>> Begin Raw records
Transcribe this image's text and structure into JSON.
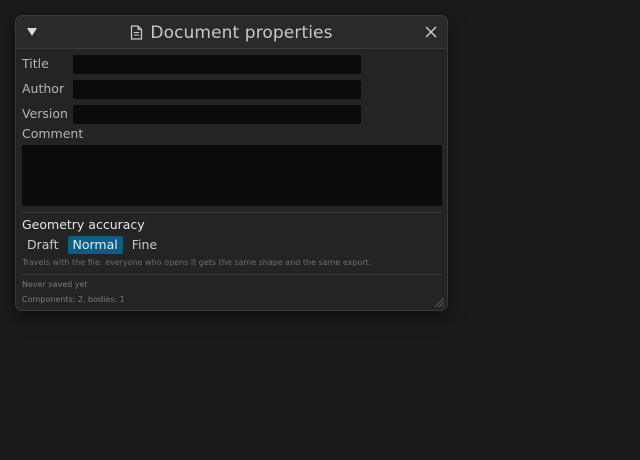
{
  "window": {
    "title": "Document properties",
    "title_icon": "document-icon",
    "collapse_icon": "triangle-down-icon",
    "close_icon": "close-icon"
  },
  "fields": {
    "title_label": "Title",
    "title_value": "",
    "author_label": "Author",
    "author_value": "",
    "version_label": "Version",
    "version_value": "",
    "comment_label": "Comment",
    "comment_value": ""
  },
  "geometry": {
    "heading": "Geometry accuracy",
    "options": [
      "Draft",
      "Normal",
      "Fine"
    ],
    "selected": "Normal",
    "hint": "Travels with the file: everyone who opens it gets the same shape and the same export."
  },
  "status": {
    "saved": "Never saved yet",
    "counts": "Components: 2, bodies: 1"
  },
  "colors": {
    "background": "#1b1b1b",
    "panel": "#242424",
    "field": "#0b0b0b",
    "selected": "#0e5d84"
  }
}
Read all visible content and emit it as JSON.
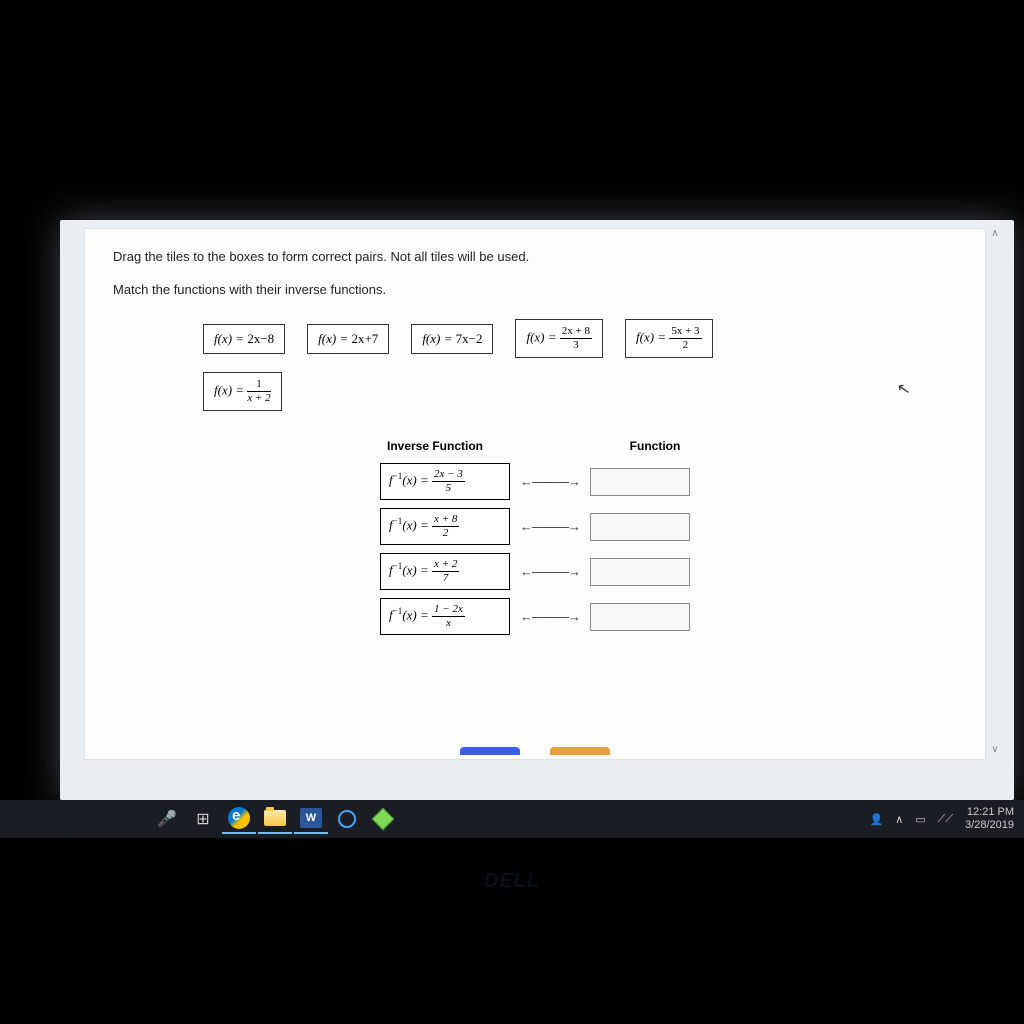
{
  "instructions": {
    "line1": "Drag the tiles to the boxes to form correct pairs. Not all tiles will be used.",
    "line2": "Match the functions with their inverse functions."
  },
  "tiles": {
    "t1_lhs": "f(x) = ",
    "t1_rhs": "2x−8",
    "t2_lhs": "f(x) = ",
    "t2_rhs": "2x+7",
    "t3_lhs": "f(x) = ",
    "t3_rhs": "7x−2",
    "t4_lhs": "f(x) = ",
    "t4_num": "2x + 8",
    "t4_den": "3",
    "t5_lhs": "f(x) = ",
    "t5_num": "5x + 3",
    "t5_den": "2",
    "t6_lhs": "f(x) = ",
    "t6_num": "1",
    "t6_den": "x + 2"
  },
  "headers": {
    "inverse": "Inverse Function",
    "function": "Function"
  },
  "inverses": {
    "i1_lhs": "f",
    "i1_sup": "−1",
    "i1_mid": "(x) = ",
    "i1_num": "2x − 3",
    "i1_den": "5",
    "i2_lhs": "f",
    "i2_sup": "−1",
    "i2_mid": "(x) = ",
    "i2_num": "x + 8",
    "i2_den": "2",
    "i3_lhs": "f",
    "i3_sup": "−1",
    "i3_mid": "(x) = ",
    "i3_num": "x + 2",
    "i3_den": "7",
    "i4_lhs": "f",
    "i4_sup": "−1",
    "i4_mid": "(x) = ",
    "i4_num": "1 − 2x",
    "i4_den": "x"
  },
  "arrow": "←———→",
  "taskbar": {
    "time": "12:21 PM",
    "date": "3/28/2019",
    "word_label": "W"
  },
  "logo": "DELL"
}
>> End Raw records
>> Begin Raw records
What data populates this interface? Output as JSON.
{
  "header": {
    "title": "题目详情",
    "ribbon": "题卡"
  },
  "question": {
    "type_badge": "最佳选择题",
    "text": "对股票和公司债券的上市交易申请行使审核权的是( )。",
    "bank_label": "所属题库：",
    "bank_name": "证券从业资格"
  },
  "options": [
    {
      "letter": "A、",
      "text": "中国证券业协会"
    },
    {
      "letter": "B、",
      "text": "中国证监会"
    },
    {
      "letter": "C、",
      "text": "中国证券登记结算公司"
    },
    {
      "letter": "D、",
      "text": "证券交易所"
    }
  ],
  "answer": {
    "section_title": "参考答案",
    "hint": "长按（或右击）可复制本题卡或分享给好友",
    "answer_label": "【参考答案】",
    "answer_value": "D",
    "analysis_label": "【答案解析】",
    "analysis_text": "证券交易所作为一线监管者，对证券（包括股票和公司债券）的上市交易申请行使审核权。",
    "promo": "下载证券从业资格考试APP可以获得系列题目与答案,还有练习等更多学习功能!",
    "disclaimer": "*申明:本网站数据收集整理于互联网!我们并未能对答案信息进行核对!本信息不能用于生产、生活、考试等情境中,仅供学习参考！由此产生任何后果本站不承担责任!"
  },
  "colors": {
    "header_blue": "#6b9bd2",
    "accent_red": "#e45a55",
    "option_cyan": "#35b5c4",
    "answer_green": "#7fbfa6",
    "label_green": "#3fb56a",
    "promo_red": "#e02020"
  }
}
>> End Raw records
>> Begin Raw records
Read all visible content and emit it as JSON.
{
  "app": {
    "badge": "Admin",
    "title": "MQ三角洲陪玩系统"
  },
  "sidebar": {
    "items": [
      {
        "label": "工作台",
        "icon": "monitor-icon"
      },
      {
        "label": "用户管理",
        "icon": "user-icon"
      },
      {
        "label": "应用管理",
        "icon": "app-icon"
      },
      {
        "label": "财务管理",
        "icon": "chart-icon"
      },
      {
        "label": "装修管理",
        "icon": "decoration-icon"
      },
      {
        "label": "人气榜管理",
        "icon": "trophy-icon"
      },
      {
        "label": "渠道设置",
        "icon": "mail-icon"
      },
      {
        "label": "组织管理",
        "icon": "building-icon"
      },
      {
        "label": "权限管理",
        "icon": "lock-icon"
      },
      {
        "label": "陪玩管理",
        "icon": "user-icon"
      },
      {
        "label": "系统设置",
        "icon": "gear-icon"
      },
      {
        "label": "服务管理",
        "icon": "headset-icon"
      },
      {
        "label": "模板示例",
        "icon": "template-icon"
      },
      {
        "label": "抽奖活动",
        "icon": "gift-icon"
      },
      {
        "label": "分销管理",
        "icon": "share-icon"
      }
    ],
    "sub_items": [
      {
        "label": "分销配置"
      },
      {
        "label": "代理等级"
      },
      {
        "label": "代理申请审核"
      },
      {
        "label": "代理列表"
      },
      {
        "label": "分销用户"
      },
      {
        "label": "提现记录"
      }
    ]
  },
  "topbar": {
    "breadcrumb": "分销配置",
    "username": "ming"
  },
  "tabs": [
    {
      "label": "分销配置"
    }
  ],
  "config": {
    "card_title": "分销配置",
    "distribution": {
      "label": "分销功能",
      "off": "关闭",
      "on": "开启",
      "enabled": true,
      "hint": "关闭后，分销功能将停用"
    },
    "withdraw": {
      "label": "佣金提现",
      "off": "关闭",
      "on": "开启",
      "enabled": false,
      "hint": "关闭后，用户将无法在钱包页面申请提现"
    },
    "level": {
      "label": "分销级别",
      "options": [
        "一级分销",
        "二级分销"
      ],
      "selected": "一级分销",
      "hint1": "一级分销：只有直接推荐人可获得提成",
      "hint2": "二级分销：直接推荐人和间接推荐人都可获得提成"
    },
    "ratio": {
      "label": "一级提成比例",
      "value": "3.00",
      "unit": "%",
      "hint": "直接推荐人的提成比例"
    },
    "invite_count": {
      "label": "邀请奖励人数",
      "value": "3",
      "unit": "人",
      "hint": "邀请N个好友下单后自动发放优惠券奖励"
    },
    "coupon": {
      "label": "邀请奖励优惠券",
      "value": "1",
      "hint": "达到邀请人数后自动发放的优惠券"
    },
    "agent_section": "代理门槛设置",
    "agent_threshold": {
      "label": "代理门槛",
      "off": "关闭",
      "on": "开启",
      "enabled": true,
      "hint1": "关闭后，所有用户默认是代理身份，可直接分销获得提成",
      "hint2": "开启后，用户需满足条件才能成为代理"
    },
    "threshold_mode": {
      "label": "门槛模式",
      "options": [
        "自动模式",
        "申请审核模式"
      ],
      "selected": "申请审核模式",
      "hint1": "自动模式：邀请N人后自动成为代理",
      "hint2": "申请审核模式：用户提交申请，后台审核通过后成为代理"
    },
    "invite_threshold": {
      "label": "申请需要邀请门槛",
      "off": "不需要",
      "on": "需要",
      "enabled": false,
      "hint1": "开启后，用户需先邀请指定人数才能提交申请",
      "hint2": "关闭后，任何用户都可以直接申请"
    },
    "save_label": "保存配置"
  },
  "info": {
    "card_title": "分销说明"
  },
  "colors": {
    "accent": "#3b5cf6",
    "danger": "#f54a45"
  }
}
>> End Raw records
▸ **What the task asks**: Find and copy each line above that includes the string "一级分销".

▸ **Answer to the task**:
        "一级分销",
      "selected": "一级分销",
      "hint1": "一级分销：只有直接推荐人可获得提成",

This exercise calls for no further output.